**WHAT YOU ARE ASKED TO DO**.
Omit the pictures, then reproduce every remaining record exactly.

══ DATASET

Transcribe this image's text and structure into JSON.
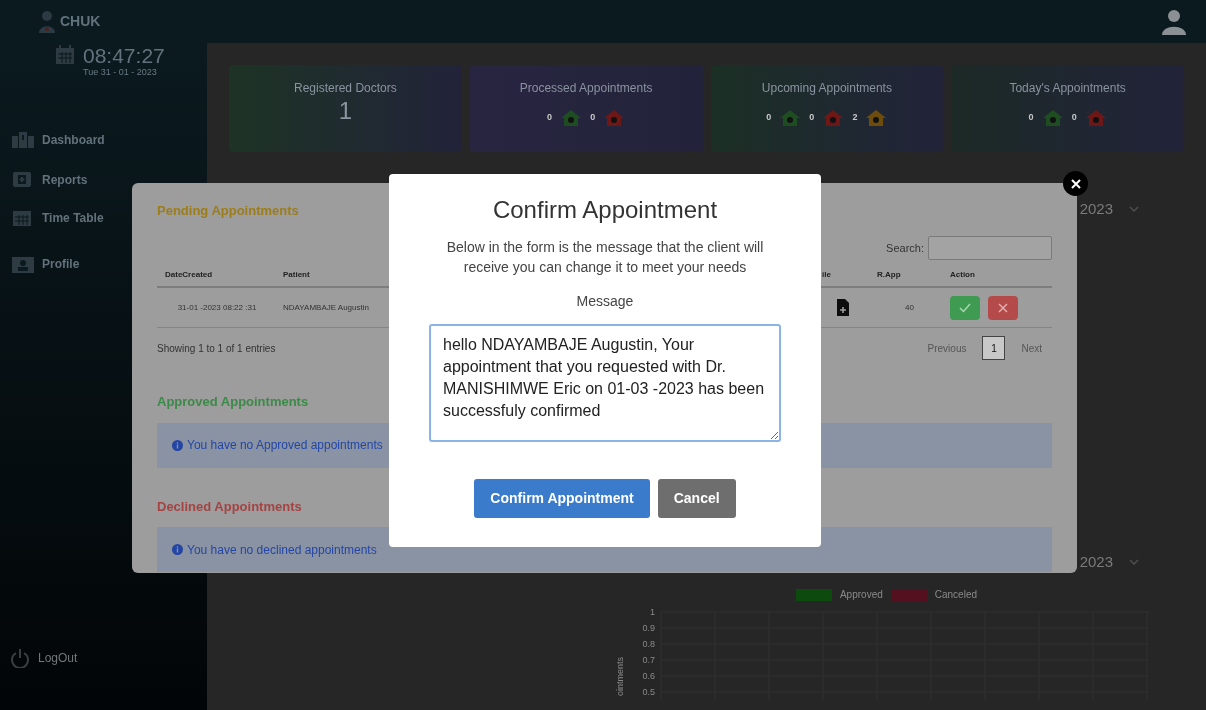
{
  "topbar": {
    "brand": "CHUK"
  },
  "sidebar": {
    "clock": {
      "time": "08:47:27",
      "date": "Tue 31 - 01 - 2023"
    },
    "items": [
      {
        "label": "Dashboard"
      },
      {
        "label": "Reports"
      },
      {
        "label": "Time Table"
      },
      {
        "label": "Profile"
      }
    ],
    "logout": "LogOut"
  },
  "stat_cards": [
    {
      "title": "Registered Doctors",
      "color": "#1d3324",
      "value": "1"
    },
    {
      "title": "Processed Appointments",
      "color": "#282540",
      "counts": [
        {
          "value": "0",
          "color": "#1f4d22"
        },
        {
          "value": "0",
          "color": "#6e1717"
        }
      ]
    },
    {
      "title": "Upcoming Appointments",
      "color": "#1b2f24",
      "counts": [
        {
          "value": "0",
          "color": "#1f4d22"
        },
        {
          "value": "0",
          "color": "#6e1717"
        },
        {
          "value": "2",
          "color": "#6e4c0b"
        }
      ]
    },
    {
      "title": "Today's Appointments",
      "color": "#1c2a26",
      "counts": [
        {
          "value": "0",
          "color": "#1f4d22"
        },
        {
          "value": "0",
          "color": "#6e1717"
        }
      ]
    }
  ],
  "year_filters": [
    "2023",
    "2023"
  ],
  "chart": {
    "legend": [
      {
        "label": "Approved",
        "color": "#0d4a0d"
      },
      {
        "label": "Canceled",
        "color": "#55101f"
      }
    ],
    "y_ticks": [
      "1",
      "0.9",
      "0.8",
      "0.7",
      "0.6",
      "0.5"
    ],
    "y_label": "ointments"
  },
  "appointments_modal": {
    "pending": {
      "title": "Pending Appointments",
      "search_label": "Search:",
      "columns": [
        "DateCreated",
        "Patient",
        "ile",
        "R.App",
        "Action"
      ],
      "rows": [
        {
          "date_created": "31-01 -2023 08:22 :31",
          "patient": "NDAYAMBAJE Augustin",
          "r_app": "40"
        }
      ],
      "info": "Showing 1 to 1 of 1 entries",
      "pagination": {
        "previous": "Previous",
        "pages": [
          {
            "label": "1",
            "selected": true
          }
        ],
        "next": "Next"
      }
    },
    "approved": {
      "title": "Approved Appointments",
      "message": "You have no Approved appointments"
    },
    "declined": {
      "title": "Declined Appointments",
      "message": "You have no declined appointments"
    }
  },
  "confirm_dialog": {
    "title": "Confirm Appointment",
    "description": "Below in the form is the message that the client will receive you can change it to meet your needs",
    "field_label": "Message",
    "message": "hello NDAYAMBAJE Augustin, Your appointment that you requested with Dr. MANISHIMWE Eric on 01-03 -2023 has been successfuly confirmed",
    "buttons": [
      {
        "label": "Confirm Appointment",
        "kind": "primary"
      },
      {
        "label": "Cancel",
        "kind": "secondary"
      }
    ]
  }
}
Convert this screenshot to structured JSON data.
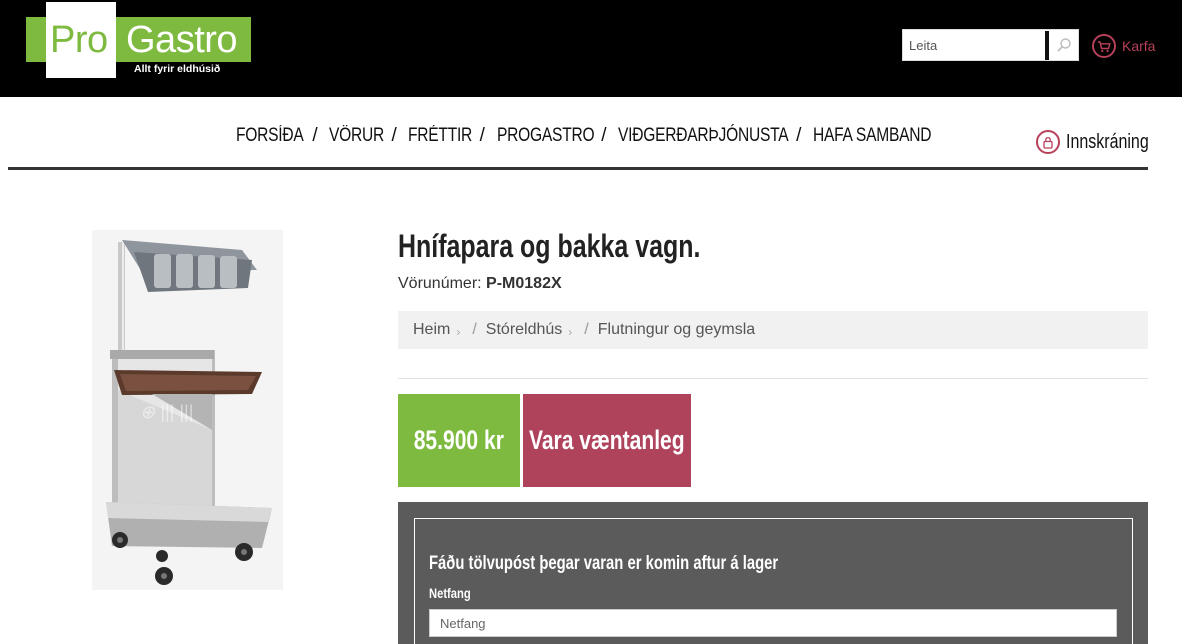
{
  "header": {
    "logo": {
      "pro": "Pro",
      "gastro": "Gastro",
      "tagline": "Allt fyrir eldhúsið"
    },
    "search": {
      "placeholder": "Leita",
      "value": ""
    },
    "cart_label": "Karfa"
  },
  "nav": {
    "items": [
      "FORSÍÐA",
      "VÖRUR",
      "FRÉTTIR",
      "PROGASTRO",
      "VIÐGERÐARÞJÓNUSTA",
      "HAFA SAMBAND"
    ],
    "separator": "/",
    "login_label": "Innskráning"
  },
  "product": {
    "title": "Hnífapara og bakka vagn.",
    "sku_label": "Vörunúmer:",
    "sku_value": "P-M0182X",
    "breadcrumb": [
      "Heim",
      "Stóreldhús",
      "Flutningur og geymsla"
    ],
    "price": "85.900 kr",
    "availability": "Vara væntanleg"
  },
  "notify": {
    "heading": "Fáðu tölvupóst þegar varan er komin aftur á lager",
    "email_label": "Netfang",
    "email_placeholder": "Netfang"
  },
  "colors": {
    "brand_green": "#7dba3f",
    "brand_red": "#b0435c",
    "header_bg": "#000000",
    "notify_bg": "#5b5b5b"
  }
}
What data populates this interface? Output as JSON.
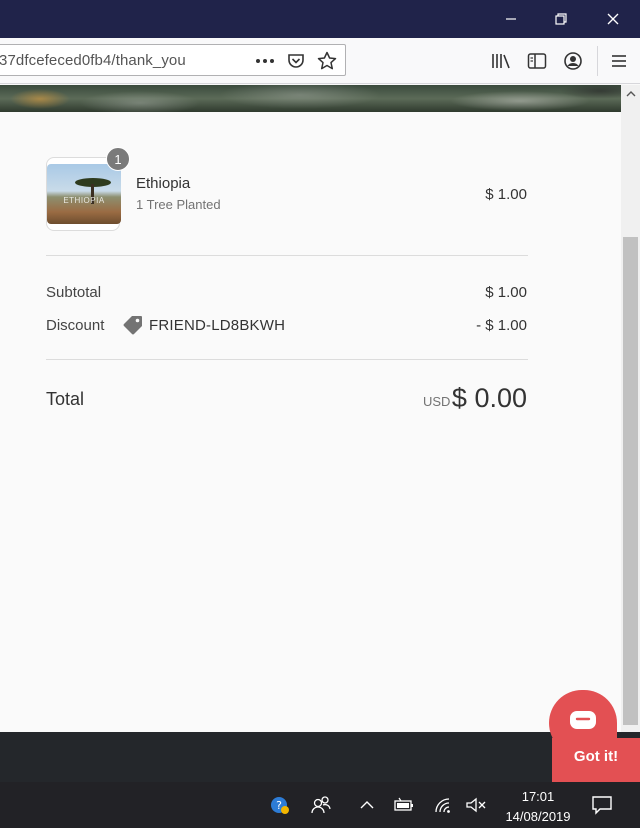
{
  "browser": {
    "url": "37dfcefeced0fb4/thank_you"
  },
  "order": {
    "item": {
      "name": "Ethiopia",
      "variant": "1 Tree Planted",
      "price": "$ 1.00",
      "quantity": "1",
      "image_label": "ETHIOPIA"
    },
    "subtotal_label": "Subtotal",
    "subtotal_value": "$ 1.00",
    "discount_label": "Discount",
    "discount_code": "FRIEND-LD8BKWH",
    "discount_value": "- $ 1.00",
    "total_label": "Total",
    "currency": "USD",
    "total_value": "$ 0.00"
  },
  "chat": {
    "button_label": "Got it!"
  },
  "taskbar": {
    "time": "17:01",
    "date": "14/08/2019"
  },
  "colors": {
    "titlebar": "#20234a",
    "chat_accent": "#e35053"
  }
}
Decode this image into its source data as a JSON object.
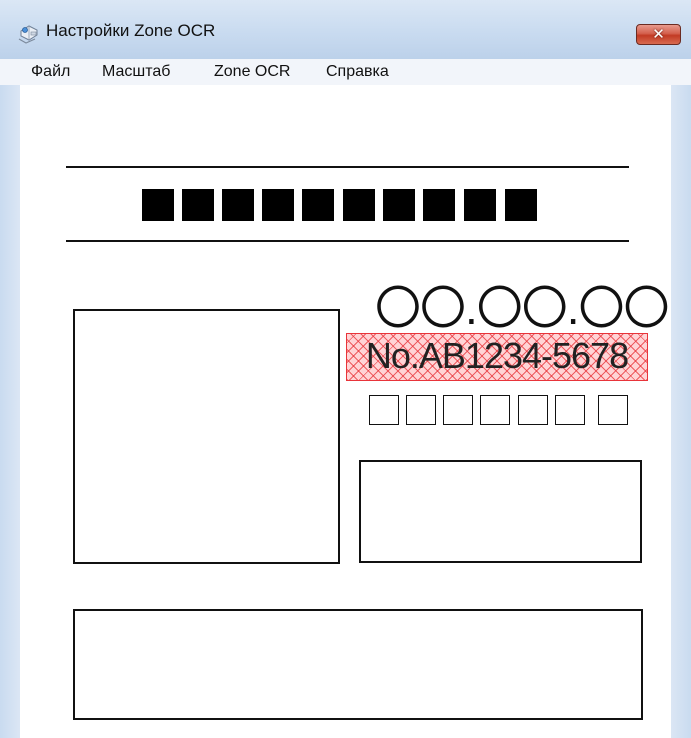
{
  "window": {
    "title": "Настройки Zone OCR",
    "icon": "app-scanner-icon",
    "close_label": "✕"
  },
  "menu": [
    {
      "label": "Файл"
    },
    {
      "label": "Масштаб"
    },
    {
      "label": "Zone OCR"
    },
    {
      "label": "Справка"
    }
  ],
  "document": {
    "date_placeholder": "〇〇.〇〇.〇〇",
    "doc_number": "No.AB1234-5678",
    "title_blocks": "10 black squares",
    "number_boxes": "7 empty boxes",
    "highlight_color": "#e8343a"
  }
}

════

**ANSWER TO THIS EXERCISE**.
Transcribe this image's text and structure into JSON.
{
  "topbar": {
    "brand": "CHUK"
  },
  "sidebar": {
    "clock": {
      "time": "08:47:27",
      "date": "Tue 31 - 01 - 2023"
    },
    "items": [
      {
        "label": "Dashboard"
      },
      {
        "label": "Reports"
      },
      {
        "label": "Time Table"
      },
      {
        "label": "Profile"
      }
    ],
    "logout": "LogOut"
  },
  "stat_cards": [
    {
      "title": "Registered Doctors",
      "color": "#1d3324",
      "value": "1"
    },
    {
      "title": "Processed Appointments",
      "color": "#282540",
      "counts": [
        {
          "value": "0",
          "color": "#1f4d22"
        },
        {
          "value": "0",
          "color": "#6e1717"
        }
      ]
    },
    {
      "title": "Upcoming Appointments",
      "color": "#1b2f24",
      "counts": [
        {
          "value": "0",
          "color": "#1f4d22"
        },
        {
          "value": "0",
          "color": "#6e1717"
        },
        {
          "value": "2",
          "color": "#6e4c0b"
        }
      ]
    },
    {
      "title": "Today's Appointments",
      "color": "#1c2a26",
      "counts": [
        {
          "value": "0",
          "color": "#1f4d22"
        },
        {
          "value": "0",
          "color": "#6e1717"
        }
      ]
    }
  ],
  "year_filters": [
    "2023",
    "2023"
  ],
  "chart": {
    "legend": [
      {
        "label": "Approved",
        "color": "#0d4a0d"
      },
      {
        "label": "Canceled",
        "color": "#55101f"
      }
    ],
    "y_ticks": [
      "1",
      "0.9",
      "0.8",
      "0.7",
      "0.6",
      "0.5"
    ],
    "y_label": "ointments"
  },
  "appointments_modal": {
    "pending": {
      "title": "Pending Appointments",
      "search_label": "Search:",
      "columns": [
        "DateCreated",
        "Patient",
        "ile",
        "R.App",
        "Action"
      ],
      "rows": [
        {
          "date_created": "31-01 -2023 08:22 :31",
          "patient": "NDAYAMBAJE Augustin",
          "r_app": "40"
        }
      ],
      "info": "Showing 1 to 1 of 1 entries",
      "pagination": {
        "previous": "Previous",
        "pages": [
          {
            "label": "1",
            "selected": true
          }
        ],
        "next": "Next"
      }
    },
    "approved": {
      "title": "Approved Appointments",
      "message": "You have no Approved appointments"
    },
    "declined": {
      "title": "Declined Appointments",
      "message": "You have no declined appointments"
    }
  },
  "confirm_dialog": {
    "title": "Confirm Appointment",
    "description": "Below in the form is the message that the client will receive you can change it to meet your needs",
    "field_label": "Message",
    "message": "hello NDAYAMBAJE Augustin, Your appointment that you requested with Dr. MANISHIMWE Eric on 01-03 -2023 has been successfuly confirmed",
    "buttons": [
      {
        "label": "Confirm Appointment",
        "kind": "primary"
      },
      {
        "label": "Cancel",
        "kind": "secondary"
      }
    ]
  }
}
Convert this screenshot to structured JSON data.
{
  "header": {
    "logo": {
      "pro": "Pro",
      "gastro": "Gastro",
      "tagline": "Allt fyrir eldhúsið"
    },
    "search": {
      "placeholder": "Leita",
      "value": ""
    },
    "cart_label": "Karfa"
  },
  "nav": {
    "items": [
      "FORSÍÐA",
      "VÖRUR",
      "FRÉTTIR",
      "PROGASTRO",
      "VIÐGERÐARÞJÓNUSTA",
      "HAFA SAMBAND"
    ],
    "separator": "/",
    "login_label": "Innskráning"
  },
  "product": {
    "title": "Hnífapara og bakka vagn.",
    "sku_label": "Vörunúmer:",
    "sku_value": "P-M0182X",
    "breadcrumb": [
      "Heim",
      "Stóreldhús",
      "Flutningur og geymsla"
    ],
    "price": "85.900 kr",
    "availability": "Vara væntanleg"
  },
  "notify": {
    "heading": "Fáðu tölvupóst þegar varan er komin aftur á lager",
    "email_label": "Netfang",
    "email_placeholder": "Netfang"
  },
  "colors": {
    "brand_green": "#7dba3f",
    "brand_red": "#b0435c",
    "header_bg": "#000000",
    "notify_bg": "#5b5b5b"
  }
}
What data populates this interface? Output as JSON.
{
  "browser": {
    "url": "37dfcefeced0fb4/thank_you"
  },
  "order": {
    "item": {
      "name": "Ethiopia",
      "variant": "1 Tree Planted",
      "price": "$ 1.00",
      "quantity": "1",
      "image_label": "ETHIOPIA"
    },
    "subtotal_label": "Subtotal",
    "subtotal_value": "$ 1.00",
    "discount_label": "Discount",
    "discount_code": "FRIEND-LD8BKWH",
    "discount_value": "- $ 1.00",
    "total_label": "Total",
    "currency": "USD",
    "total_value": "$ 0.00"
  },
  "chat": {
    "button_label": "Got it!"
  },
  "taskbar": {
    "time": "17:01",
    "date": "14/08/2019"
  },
  "colors": {
    "titlebar": "#20234a",
    "chat_accent": "#e35053"
  }
}
Decode this image into its source data as a JSON object.
{
  "window": {
    "title": "Настройки Zone OCR",
    "icon": "app-scanner-icon",
    "close_label": "✕"
  },
  "menu": [
    {
      "label": "Файл"
    },
    {
      "label": "Масштаб"
    },
    {
      "label": "Zone OCR"
    },
    {
      "label": "Справка"
    }
  ],
  "document": {
    "date_placeholder": "〇〇.〇〇.〇〇",
    "doc_number": "No.AB1234-5678",
    "title_blocks": "10 black squares",
    "number_boxes": "7 empty boxes",
    "highlight_color": "#e8343a"
  }
}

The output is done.